[PASSAGE SHOWN]
2. Securities are beneficially owned by Cohanzick Offshore Advisors, LP. Cohanzick Offshore Management, LLC is the General Partner for Cohanzick Offshore Advisors, LP. David Sherman is the Managing Member of Cohanzick Offshore Management, LLC.
3. Securities are beneficially owned by Cohanzick Absolute Return Master Fund, Ltd. Cohanzick Absolute Return Partners, LP is the General Partner to Cohanzick Absolute Return Master Fund, Ltd. Cohanzick Capital, LP is the General Partner to Cohanzick Absolute Return Partners, LP. Sunnyside, LLC is the General Partner to Cohanzick Capital, LP. David Sherman is the Managing Member of Sunnyside, LLC.
4. Cohanzick Management, LLC ("Cohanzick") beneficially owns (i) 2,400,000 shares of the Registrant's Class A Common Stock, (ii) 1,800,000 shares of the Registrant's Class B Common Stock, (iii) a Class W-1 Warrant to purchase 1,800,000 shares of the Registrant's Class A Common Stock and (iv) a Class W-2 Warrant to purchase 250,000 shares of the Registrant's Class A Common Stock. Notwithstanding the foregoing, David Sherman is the Managing Member of Cohanzick and owns 75.9764 units (71%) of Cohanzick.

[THINGS TO DO]
1) Rewrite the ownership footnotes paragraph beginning "4. Cohanzick Management, LLC" as a list, keeping its main facts.
2) In the ownership footnotes, reproduce the stretch from "2. Securities are" through "Offshore Management, LLC.", swapping "General Partner" for "Managing Partner".
The material that follows comes from a separate source.

[DATA SECTION]
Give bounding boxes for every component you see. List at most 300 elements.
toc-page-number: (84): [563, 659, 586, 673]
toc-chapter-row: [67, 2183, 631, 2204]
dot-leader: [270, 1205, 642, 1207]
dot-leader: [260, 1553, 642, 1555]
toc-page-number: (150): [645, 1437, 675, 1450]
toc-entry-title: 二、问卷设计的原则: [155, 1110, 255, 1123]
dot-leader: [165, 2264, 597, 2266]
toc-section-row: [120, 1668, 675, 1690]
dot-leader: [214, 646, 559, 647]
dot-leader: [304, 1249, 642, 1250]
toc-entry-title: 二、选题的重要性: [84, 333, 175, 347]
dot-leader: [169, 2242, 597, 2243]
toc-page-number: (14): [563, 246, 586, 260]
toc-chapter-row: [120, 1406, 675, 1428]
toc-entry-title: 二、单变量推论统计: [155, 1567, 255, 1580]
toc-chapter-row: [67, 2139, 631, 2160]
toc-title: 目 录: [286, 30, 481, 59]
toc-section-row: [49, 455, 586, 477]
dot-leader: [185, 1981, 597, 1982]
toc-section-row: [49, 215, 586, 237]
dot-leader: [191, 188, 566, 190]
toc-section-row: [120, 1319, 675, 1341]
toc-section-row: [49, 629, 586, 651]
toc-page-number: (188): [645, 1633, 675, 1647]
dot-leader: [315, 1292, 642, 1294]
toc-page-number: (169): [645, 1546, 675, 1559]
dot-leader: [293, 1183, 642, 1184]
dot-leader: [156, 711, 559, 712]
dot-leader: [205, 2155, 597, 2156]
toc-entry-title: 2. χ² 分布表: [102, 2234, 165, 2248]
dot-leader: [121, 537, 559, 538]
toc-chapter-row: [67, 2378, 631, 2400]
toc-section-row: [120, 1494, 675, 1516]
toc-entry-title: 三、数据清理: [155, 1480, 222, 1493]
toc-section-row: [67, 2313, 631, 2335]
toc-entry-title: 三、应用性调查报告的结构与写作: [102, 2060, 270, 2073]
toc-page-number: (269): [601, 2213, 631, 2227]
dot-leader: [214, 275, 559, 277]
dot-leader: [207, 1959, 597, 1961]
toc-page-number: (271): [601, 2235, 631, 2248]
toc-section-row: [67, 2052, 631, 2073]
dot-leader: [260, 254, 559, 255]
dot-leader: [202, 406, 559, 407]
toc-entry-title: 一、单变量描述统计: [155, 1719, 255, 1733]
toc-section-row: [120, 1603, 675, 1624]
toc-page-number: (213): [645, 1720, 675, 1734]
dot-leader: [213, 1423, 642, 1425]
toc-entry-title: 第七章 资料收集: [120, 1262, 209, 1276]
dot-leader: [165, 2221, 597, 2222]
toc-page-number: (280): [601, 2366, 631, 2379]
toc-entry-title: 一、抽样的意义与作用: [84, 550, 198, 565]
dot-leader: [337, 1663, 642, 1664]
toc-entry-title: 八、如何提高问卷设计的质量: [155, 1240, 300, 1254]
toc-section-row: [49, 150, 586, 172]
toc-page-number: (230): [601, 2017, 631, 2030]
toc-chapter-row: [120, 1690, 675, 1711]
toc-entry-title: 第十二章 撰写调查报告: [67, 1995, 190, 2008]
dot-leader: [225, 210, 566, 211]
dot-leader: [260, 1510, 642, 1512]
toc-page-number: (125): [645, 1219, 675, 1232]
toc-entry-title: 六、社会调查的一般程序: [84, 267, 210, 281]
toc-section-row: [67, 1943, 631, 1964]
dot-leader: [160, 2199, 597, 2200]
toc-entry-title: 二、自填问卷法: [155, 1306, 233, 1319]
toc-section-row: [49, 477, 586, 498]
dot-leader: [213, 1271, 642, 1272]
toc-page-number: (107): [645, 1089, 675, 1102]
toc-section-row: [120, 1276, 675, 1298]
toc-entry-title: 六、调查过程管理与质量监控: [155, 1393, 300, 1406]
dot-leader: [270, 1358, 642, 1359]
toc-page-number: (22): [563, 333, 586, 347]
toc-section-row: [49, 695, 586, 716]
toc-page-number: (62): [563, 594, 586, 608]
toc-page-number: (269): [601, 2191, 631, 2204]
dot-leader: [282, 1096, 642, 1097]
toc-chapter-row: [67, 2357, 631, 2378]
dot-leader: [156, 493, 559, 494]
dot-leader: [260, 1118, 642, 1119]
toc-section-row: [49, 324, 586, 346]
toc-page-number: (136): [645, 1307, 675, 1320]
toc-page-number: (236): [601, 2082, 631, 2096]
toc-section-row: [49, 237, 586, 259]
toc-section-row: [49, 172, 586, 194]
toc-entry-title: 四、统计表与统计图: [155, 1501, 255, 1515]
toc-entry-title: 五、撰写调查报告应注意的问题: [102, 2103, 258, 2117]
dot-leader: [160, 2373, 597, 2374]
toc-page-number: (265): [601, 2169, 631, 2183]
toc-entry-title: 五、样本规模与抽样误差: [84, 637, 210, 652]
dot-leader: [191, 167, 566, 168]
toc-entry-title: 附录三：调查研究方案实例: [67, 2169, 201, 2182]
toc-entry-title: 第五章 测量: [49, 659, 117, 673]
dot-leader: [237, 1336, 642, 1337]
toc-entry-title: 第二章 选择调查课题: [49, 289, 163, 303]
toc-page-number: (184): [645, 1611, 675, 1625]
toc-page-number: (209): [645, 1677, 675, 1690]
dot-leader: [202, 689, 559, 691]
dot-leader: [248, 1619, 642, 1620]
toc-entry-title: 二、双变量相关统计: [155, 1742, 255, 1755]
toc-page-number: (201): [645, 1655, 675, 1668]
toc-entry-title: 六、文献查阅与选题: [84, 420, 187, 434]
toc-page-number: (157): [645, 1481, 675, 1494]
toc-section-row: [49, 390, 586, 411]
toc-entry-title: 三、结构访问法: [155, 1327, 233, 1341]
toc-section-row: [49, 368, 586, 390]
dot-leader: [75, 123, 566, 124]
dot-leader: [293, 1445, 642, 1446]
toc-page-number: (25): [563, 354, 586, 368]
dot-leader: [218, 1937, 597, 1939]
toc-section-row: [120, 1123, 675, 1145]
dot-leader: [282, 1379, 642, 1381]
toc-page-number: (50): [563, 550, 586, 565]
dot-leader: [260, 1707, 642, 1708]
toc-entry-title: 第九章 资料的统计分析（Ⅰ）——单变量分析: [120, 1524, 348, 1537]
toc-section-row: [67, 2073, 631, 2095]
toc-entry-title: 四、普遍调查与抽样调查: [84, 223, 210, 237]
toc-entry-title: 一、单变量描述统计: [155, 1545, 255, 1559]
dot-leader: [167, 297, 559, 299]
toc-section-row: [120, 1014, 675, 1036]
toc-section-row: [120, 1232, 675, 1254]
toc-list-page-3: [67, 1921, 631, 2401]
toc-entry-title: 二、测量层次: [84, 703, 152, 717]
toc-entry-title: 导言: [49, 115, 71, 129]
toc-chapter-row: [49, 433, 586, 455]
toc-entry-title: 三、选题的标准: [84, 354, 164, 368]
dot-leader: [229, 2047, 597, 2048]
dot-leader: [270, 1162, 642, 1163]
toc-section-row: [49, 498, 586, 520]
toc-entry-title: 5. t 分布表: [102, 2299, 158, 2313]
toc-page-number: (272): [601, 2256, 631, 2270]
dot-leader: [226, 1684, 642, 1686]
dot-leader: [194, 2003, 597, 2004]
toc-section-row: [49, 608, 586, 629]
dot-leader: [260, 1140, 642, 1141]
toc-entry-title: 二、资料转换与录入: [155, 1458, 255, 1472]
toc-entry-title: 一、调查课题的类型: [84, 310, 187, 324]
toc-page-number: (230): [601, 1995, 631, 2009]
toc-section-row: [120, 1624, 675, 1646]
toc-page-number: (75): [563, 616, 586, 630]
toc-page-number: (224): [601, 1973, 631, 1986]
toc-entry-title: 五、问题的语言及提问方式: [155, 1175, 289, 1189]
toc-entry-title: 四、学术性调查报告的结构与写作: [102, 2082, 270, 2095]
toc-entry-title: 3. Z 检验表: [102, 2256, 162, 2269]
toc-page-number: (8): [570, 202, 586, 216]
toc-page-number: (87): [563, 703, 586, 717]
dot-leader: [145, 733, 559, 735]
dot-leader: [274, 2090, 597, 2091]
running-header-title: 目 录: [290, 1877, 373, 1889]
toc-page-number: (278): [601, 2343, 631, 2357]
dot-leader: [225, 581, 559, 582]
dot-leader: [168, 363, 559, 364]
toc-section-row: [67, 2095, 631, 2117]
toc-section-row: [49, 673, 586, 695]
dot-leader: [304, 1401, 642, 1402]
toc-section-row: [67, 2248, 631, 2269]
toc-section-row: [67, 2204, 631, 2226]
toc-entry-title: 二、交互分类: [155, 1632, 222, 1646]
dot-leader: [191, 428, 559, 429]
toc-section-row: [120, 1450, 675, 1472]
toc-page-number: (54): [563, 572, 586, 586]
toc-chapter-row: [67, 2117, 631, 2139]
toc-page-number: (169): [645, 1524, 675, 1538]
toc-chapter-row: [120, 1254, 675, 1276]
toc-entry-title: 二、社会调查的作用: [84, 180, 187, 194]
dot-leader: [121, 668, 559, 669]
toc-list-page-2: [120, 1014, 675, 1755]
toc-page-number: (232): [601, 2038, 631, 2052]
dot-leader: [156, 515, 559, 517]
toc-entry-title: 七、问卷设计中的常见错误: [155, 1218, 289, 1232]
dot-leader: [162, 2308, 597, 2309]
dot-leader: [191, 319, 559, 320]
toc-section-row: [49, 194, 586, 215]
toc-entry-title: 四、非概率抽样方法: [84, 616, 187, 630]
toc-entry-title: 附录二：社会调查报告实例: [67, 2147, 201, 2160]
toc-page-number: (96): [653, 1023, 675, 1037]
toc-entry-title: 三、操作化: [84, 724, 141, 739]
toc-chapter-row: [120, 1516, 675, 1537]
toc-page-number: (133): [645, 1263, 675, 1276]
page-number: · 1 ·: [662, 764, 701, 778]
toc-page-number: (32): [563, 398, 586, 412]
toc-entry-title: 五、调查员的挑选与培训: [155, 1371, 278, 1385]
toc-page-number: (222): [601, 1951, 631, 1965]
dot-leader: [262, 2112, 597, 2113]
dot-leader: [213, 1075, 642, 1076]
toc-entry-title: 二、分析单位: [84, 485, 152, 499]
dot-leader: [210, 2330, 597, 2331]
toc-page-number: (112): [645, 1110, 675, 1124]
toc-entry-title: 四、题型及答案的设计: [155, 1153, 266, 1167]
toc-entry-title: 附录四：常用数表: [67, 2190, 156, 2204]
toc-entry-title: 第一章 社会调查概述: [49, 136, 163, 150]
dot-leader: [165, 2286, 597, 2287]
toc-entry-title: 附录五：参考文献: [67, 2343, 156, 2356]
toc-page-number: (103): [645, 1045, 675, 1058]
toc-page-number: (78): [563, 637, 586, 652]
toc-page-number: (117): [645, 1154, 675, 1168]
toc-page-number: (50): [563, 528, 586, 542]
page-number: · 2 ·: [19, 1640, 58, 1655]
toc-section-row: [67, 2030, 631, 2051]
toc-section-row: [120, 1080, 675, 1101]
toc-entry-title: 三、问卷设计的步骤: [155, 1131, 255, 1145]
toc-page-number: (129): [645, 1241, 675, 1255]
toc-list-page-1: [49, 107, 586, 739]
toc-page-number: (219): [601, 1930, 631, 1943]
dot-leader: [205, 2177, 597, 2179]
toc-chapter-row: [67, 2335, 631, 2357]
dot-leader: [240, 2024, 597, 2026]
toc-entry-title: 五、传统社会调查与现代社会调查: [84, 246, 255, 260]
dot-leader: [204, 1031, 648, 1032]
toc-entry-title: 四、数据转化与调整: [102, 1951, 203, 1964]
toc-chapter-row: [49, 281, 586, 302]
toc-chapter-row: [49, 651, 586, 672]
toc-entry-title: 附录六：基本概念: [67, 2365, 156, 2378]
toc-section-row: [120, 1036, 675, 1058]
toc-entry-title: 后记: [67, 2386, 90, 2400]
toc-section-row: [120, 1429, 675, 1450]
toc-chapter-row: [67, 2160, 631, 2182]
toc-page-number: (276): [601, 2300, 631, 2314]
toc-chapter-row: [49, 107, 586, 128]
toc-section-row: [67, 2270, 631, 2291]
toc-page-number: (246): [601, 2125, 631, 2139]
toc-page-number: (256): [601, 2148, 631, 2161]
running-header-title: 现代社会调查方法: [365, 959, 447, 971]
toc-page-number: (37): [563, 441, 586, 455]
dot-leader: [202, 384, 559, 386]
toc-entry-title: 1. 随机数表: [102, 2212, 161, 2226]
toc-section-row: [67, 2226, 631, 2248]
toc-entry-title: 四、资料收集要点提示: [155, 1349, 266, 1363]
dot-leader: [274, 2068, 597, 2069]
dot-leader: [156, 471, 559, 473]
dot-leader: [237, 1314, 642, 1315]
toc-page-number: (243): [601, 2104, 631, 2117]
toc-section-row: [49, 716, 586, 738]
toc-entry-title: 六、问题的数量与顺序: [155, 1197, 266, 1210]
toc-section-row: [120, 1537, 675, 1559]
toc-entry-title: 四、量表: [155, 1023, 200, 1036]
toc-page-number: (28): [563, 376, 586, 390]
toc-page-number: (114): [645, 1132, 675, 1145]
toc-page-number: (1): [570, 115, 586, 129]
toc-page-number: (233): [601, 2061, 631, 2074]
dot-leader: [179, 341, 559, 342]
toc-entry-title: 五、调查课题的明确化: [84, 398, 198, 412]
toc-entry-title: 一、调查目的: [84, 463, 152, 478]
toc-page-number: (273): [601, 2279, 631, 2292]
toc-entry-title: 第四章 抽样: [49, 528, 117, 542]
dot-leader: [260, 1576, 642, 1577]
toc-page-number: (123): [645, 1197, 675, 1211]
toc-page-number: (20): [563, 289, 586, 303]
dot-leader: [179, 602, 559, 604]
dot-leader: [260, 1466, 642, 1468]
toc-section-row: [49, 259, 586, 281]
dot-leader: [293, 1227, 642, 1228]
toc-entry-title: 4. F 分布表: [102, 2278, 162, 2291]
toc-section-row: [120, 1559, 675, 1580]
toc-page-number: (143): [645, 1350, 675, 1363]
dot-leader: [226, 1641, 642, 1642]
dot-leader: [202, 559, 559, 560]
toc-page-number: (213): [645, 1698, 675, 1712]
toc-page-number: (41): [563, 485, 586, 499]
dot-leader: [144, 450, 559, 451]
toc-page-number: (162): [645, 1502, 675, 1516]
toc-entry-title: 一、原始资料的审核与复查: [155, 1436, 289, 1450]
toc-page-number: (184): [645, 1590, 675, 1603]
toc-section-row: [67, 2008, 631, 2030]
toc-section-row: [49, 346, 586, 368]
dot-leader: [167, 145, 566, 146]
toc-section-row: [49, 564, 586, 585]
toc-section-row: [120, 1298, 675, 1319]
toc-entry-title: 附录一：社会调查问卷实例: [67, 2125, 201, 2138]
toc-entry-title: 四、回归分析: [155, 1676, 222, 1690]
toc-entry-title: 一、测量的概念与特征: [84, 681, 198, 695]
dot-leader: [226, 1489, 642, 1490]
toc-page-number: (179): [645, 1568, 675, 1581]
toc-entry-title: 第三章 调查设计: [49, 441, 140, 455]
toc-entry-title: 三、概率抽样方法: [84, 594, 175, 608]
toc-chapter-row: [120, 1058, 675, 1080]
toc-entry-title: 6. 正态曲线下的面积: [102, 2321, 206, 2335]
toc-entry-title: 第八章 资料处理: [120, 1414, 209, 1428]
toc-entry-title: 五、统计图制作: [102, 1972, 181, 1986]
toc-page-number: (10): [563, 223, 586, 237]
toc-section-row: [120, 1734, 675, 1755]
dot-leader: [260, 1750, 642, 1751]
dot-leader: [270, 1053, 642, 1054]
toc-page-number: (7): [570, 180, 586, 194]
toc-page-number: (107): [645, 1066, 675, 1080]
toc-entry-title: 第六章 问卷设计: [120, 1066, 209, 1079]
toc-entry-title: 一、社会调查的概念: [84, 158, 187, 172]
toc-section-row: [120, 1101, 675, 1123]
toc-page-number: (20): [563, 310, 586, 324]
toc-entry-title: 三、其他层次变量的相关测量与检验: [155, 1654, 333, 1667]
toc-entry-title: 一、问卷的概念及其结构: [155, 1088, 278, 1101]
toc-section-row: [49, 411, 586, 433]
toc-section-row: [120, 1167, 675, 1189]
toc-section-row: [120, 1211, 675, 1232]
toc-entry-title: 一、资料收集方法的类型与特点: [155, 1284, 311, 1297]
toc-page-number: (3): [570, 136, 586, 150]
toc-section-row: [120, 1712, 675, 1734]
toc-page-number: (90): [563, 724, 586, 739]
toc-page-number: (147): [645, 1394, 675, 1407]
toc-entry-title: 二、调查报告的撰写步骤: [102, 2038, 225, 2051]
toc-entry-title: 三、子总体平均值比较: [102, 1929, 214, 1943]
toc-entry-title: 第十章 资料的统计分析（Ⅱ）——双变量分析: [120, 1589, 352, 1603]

[SOLUTIONS BELOW]
1)
- Cohanzick Management, LLC ("Cohanzick") beneficially owns:
  - 2,400,000 shares of the Registrant's Class A Common Stock
  - 1,800,000 shares of the Registrant's Class B Common Stock
  - a Class W-1 Warrant to purchase 1,800,000 shares of Class A Common Stock
  - a Class W-2 Warrant to purchase 250,000 shares of Class A Common Stock
- David Sherman is Cohanzick's Managing Member and owns 75.9764 units (71%) of it.

2)
2. Securities are beneficially owned by Cohanzick Offshore Advisors, LP. Cohanzick Offshore Management, LLC is the Managing Partner for Cohanzick Offshore Advisors, LP. David Sherman is the Managing Member of Cohanzick Offshore Management, LLC.